+++ RECORDS FOR THE EXERCISE +++

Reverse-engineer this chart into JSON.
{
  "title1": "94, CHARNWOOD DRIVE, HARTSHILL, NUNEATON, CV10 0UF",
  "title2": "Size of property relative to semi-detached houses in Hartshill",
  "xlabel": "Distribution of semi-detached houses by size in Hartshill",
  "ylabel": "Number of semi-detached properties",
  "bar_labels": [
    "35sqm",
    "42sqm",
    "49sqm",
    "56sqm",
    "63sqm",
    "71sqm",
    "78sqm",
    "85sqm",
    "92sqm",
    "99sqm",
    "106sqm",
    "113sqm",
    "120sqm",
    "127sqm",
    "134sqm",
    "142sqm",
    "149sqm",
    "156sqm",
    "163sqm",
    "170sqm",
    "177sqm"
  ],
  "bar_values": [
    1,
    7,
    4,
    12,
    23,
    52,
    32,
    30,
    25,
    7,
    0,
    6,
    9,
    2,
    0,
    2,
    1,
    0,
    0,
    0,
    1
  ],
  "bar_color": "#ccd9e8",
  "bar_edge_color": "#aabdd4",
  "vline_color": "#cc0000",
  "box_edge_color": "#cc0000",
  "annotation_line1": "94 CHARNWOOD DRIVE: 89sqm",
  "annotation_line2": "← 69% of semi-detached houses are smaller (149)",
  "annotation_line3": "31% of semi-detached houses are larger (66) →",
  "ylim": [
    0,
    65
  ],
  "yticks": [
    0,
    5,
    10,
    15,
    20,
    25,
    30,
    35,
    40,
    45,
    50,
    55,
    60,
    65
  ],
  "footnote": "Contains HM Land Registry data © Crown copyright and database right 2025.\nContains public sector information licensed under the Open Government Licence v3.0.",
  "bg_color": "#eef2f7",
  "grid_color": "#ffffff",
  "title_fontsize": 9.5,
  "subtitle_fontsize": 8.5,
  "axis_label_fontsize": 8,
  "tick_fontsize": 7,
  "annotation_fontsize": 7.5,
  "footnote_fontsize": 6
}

+++

TO BE DONE => Extract all of the data exactly as written.

RESULT =>
Reverse-engineer this chart into JSON.
{
  "title1": "94, CHARNWOOD DRIVE, HARTSHILL, NUNEATON, CV10 0UF",
  "title2": "Size of property relative to semi-detached houses in Hartshill",
  "xlabel": "Distribution of semi-detached houses by size in Hartshill",
  "ylabel": "Number of semi-detached properties",
  "bar_labels": [
    "35sqm",
    "42sqm",
    "49sqm",
    "56sqm",
    "63sqm",
    "71sqm",
    "78sqm",
    "85sqm",
    "92sqm",
    "99sqm",
    "106sqm",
    "113sqm",
    "120sqm",
    "127sqm",
    "134sqm",
    "142sqm",
    "149sqm",
    "156sqm",
    "163sqm",
    "170sqm",
    "177sqm"
  ],
  "bar_values": [
    1,
    7,
    4,
    12,
    23,
    52,
    32,
    30,
    25,
    7,
    0,
    6,
    9,
    2,
    0,
    2,
    1,
    0,
    0,
    0,
    1
  ],
  "bar_color": "#ccd9e8",
  "bar_edge_color": "#aabdd4",
  "vline_color": "#cc0000",
  "box_edge_color": "#cc0000",
  "annotation_line1": "94 CHARNWOOD DRIVE: 89sqm",
  "annotation_line2": "← 69% of semi-detached houses are smaller (149)",
  "annotation_line3": "31% of semi-detached houses are larger (66) →",
  "ylim": [
    0,
    65
  ],
  "yticks": [
    0,
    5,
    10,
    15,
    20,
    25,
    30,
    35,
    40,
    45,
    50,
    55,
    60,
    65
  ],
  "footnote": "Contains HM Land Registry data © Crown copyright and database right 2025.\nContains public sector information licensed under the Open Government Licence v3.0.",
  "bg_color": "#eef2f7",
  "grid_color": "#ffffff",
  "title_fontsize": 9.5,
  "subtitle_fontsize": 8.5,
  "axis_label_fontsize": 8,
  "tick_fontsize": 7,
  "annotation_fontsize": 7.5,
  "footnote_fontsize": 6
}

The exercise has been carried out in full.